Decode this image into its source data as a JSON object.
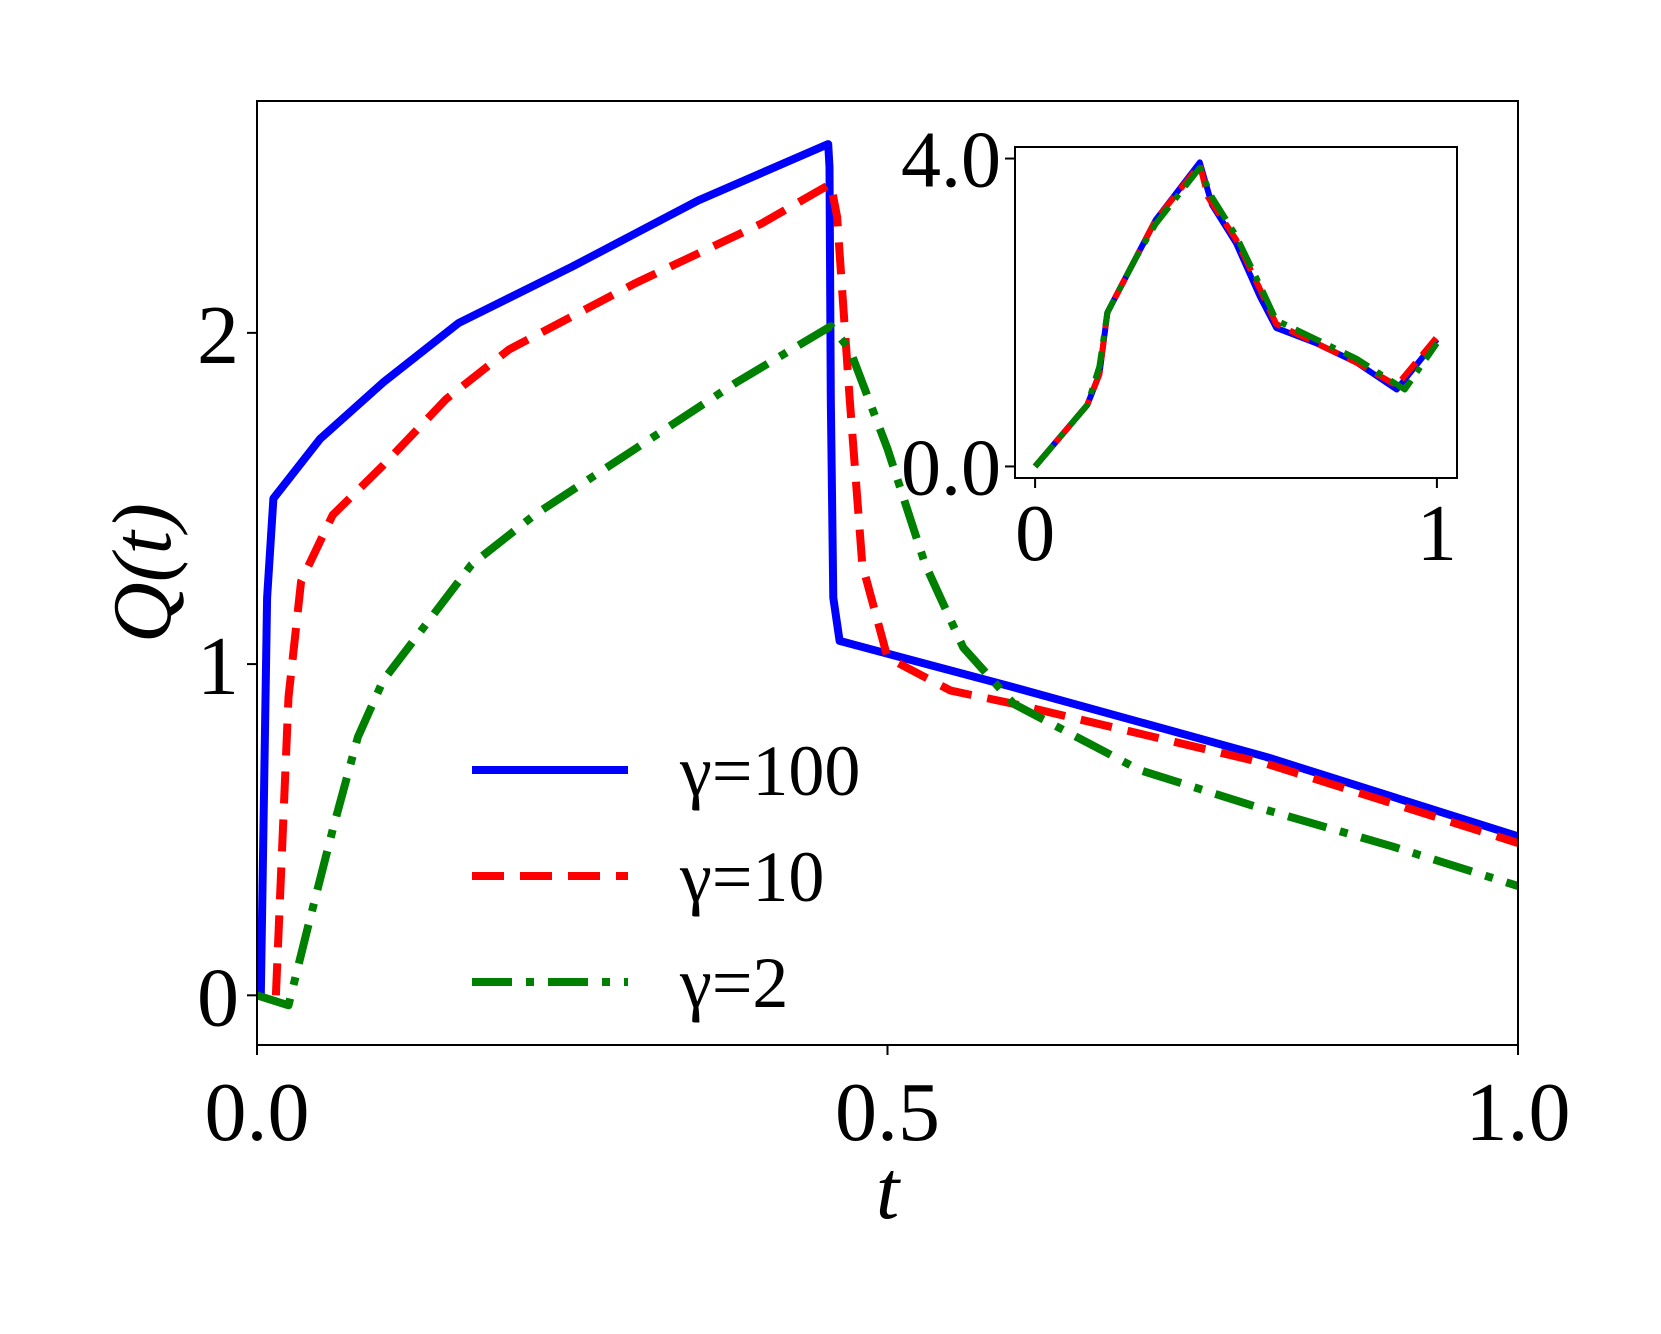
{
  "chart_data": {
    "type": "line",
    "xlabel": "t",
    "ylabel": "Q(t)",
    "xlim": [
      0.0,
      1.0
    ],
    "ylim": [
      -0.15,
      2.7
    ],
    "xticks": [
      {
        "value": 0.0,
        "label": "0.0"
      },
      {
        "value": 0.5,
        "label": "0.5"
      },
      {
        "value": 1.0,
        "label": "1.0"
      }
    ],
    "yticks": [
      {
        "value": 0,
        "label": "0"
      },
      {
        "value": 1,
        "label": "1"
      },
      {
        "value": 2,
        "label": "2"
      }
    ],
    "grid": false,
    "legend": {
      "placement": "lower-center"
    },
    "series": [
      {
        "name": "γ=100",
        "color": "#0000ff",
        "style": "solid",
        "points": [
          [
            0.003,
            0.0
          ],
          [
            0.008,
            1.2
          ],
          [
            0.013,
            1.5
          ],
          [
            0.05,
            1.68
          ],
          [
            0.1,
            1.85
          ],
          [
            0.16,
            2.03
          ],
          [
            0.25,
            2.2
          ],
          [
            0.35,
            2.4
          ],
          [
            0.453,
            2.57
          ],
          [
            0.454,
            2.5
          ],
          [
            0.455,
            1.8
          ],
          [
            0.457,
            1.2
          ],
          [
            0.462,
            1.07
          ],
          [
            0.6,
            0.93
          ],
          [
            0.8,
            0.72
          ],
          [
            1.0,
            0.48
          ]
        ]
      },
      {
        "name": "γ=10",
        "color": "#ff0000",
        "style": "dashed",
        "points": [
          [
            0.015,
            0.0
          ],
          [
            0.025,
            0.9
          ],
          [
            0.035,
            1.25
          ],
          [
            0.06,
            1.45
          ],
          [
            0.1,
            1.6
          ],
          [
            0.15,
            1.8
          ],
          [
            0.2,
            1.95
          ],
          [
            0.3,
            2.15
          ],
          [
            0.4,
            2.33
          ],
          [
            0.455,
            2.45
          ],
          [
            0.46,
            2.35
          ],
          [
            0.47,
            1.8
          ],
          [
            0.48,
            1.3
          ],
          [
            0.5,
            1.02
          ],
          [
            0.55,
            0.92
          ],
          [
            0.6,
            0.88
          ],
          [
            0.8,
            0.7
          ],
          [
            1.0,
            0.46
          ]
        ]
      },
      {
        "name": "γ=2",
        "color": "#008000",
        "style": "dashdot",
        "points": [
          [
            0.0,
            0.0
          ],
          [
            0.025,
            -0.03
          ],
          [
            0.04,
            0.2
          ],
          [
            0.06,
            0.5
          ],
          [
            0.08,
            0.78
          ],
          [
            0.1,
            0.95
          ],
          [
            0.13,
            1.1
          ],
          [
            0.17,
            1.3
          ],
          [
            0.22,
            1.45
          ],
          [
            0.3,
            1.65
          ],
          [
            0.38,
            1.85
          ],
          [
            0.455,
            2.02
          ],
          [
            0.47,
            1.95
          ],
          [
            0.5,
            1.65
          ],
          [
            0.53,
            1.3
          ],
          [
            0.56,
            1.05
          ],
          [
            0.6,
            0.88
          ],
          [
            0.7,
            0.68
          ],
          [
            0.8,
            0.56
          ],
          [
            0.9,
            0.45
          ],
          [
            1.0,
            0.33
          ]
        ]
      }
    ],
    "inset": {
      "type": "line",
      "xlim": [
        -0.05,
        1.05
      ],
      "ylim": [
        -0.15,
        4.15
      ],
      "xticks": [
        {
          "value": 0,
          "label": "0"
        },
        {
          "value": 1,
          "label": "1"
        }
      ],
      "yticks": [
        {
          "value": 0.0,
          "label": "0.0"
        },
        {
          "value": 4.0,
          "label": "4.0"
        }
      ],
      "series": [
        {
          "color": "#0000ff",
          "style": "solid",
          "points": [
            [
              0.0,
              0.0
            ],
            [
              0.13,
              0.8
            ],
            [
              0.16,
              1.2
            ],
            [
              0.18,
              2.0
            ],
            [
              0.25,
              2.7
            ],
            [
              0.3,
              3.2
            ],
            [
              0.41,
              3.95
            ],
            [
              0.44,
              3.4
            ],
            [
              0.5,
              2.9
            ],
            [
              0.56,
              2.2
            ],
            [
              0.6,
              1.8
            ],
            [
              0.7,
              1.6
            ],
            [
              0.8,
              1.35
            ],
            [
              0.9,
              1.0
            ],
            [
              1.0,
              1.65
            ]
          ]
        },
        {
          "color": "#ff0000",
          "style": "dashed",
          "points": [
            [
              0.0,
              0.0
            ],
            [
              0.13,
              0.8
            ],
            [
              0.16,
              1.2
            ],
            [
              0.18,
              2.0
            ],
            [
              0.25,
              2.7
            ],
            [
              0.3,
              3.2
            ],
            [
              0.41,
              3.92
            ],
            [
              0.43,
              3.5
            ],
            [
              0.5,
              2.95
            ],
            [
              0.56,
              2.3
            ],
            [
              0.6,
              1.85
            ],
            [
              0.7,
              1.6
            ],
            [
              0.8,
              1.35
            ],
            [
              0.9,
              1.05
            ],
            [
              1.0,
              1.68
            ]
          ]
        },
        {
          "color": "#008000",
          "style": "dashdot",
          "points": [
            [
              0.0,
              0.0
            ],
            [
              0.13,
              0.8
            ],
            [
              0.16,
              1.3
            ],
            [
              0.18,
              2.0
            ],
            [
              0.25,
              2.7
            ],
            [
              0.3,
              3.15
            ],
            [
              0.41,
              3.88
            ],
            [
              0.44,
              3.5
            ],
            [
              0.5,
              3.0
            ],
            [
              0.56,
              2.35
            ],
            [
              0.6,
              1.9
            ],
            [
              0.7,
              1.65
            ],
            [
              0.8,
              1.4
            ],
            [
              0.92,
              1.0
            ],
            [
              1.0,
              1.6
            ]
          ]
        }
      ]
    }
  }
}
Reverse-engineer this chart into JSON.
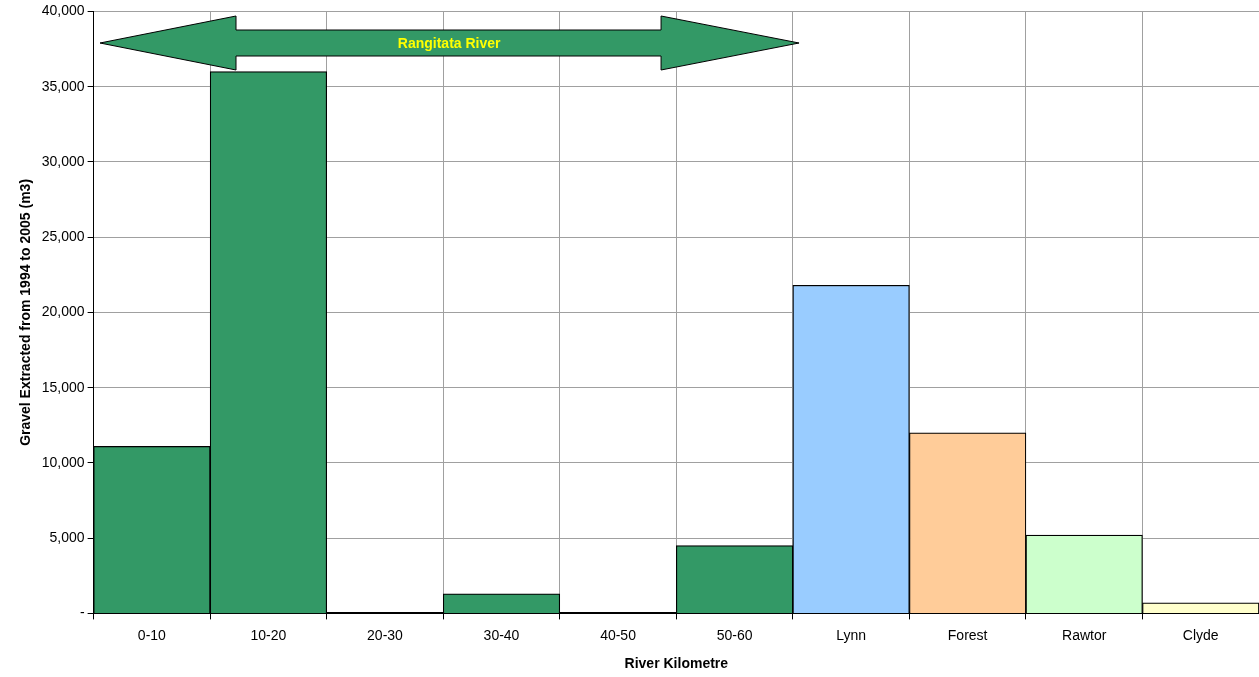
{
  "chart_data": {
    "type": "bar",
    "xlabel": "River Kilometre",
    "ylabel": "Gravel Extracted from 1994 to 2005 (m3)",
    "categories": [
      "0-10",
      "10-20",
      "20-30",
      "30-40",
      "40-50",
      "50-60",
      "Lynn",
      "Forest",
      "Rawtor",
      "Clyde"
    ],
    "values": [
      11100,
      36000,
      0,
      1300,
      0,
      4500,
      21800,
      12000,
      5200,
      700
    ],
    "colors": [
      "#339966",
      "#339966",
      "#339966",
      "#339966",
      "#339966",
      "#339966",
      "#99ccff",
      "#ffcc99",
      "#ccffcc",
      "#ffffcc"
    ],
    "ylim": [
      0,
      40000
    ],
    "yticks": [
      {
        "value": 0,
        "label": "-"
      },
      {
        "value": 5000,
        "label": "5,000"
      },
      {
        "value": 10000,
        "label": "10,000"
      },
      {
        "value": 15000,
        "label": "15,000"
      },
      {
        "value": 20000,
        "label": "20,000"
      },
      {
        "value": 25000,
        "label": "25,000"
      },
      {
        "value": 30000,
        "label": "30,000"
      },
      {
        "value": 35000,
        "label": "35,000"
      },
      {
        "value": 40000,
        "label": "40,000"
      }
    ],
    "grid": true,
    "legend": false,
    "annotations": [
      "Rangitata River"
    ]
  }
}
....
Stated exercise:
Identify and list each line with the word "into".

Solution to the problem:
Decode this image into its source data as a JSON object.
Reverse-engineer this chart into JSON.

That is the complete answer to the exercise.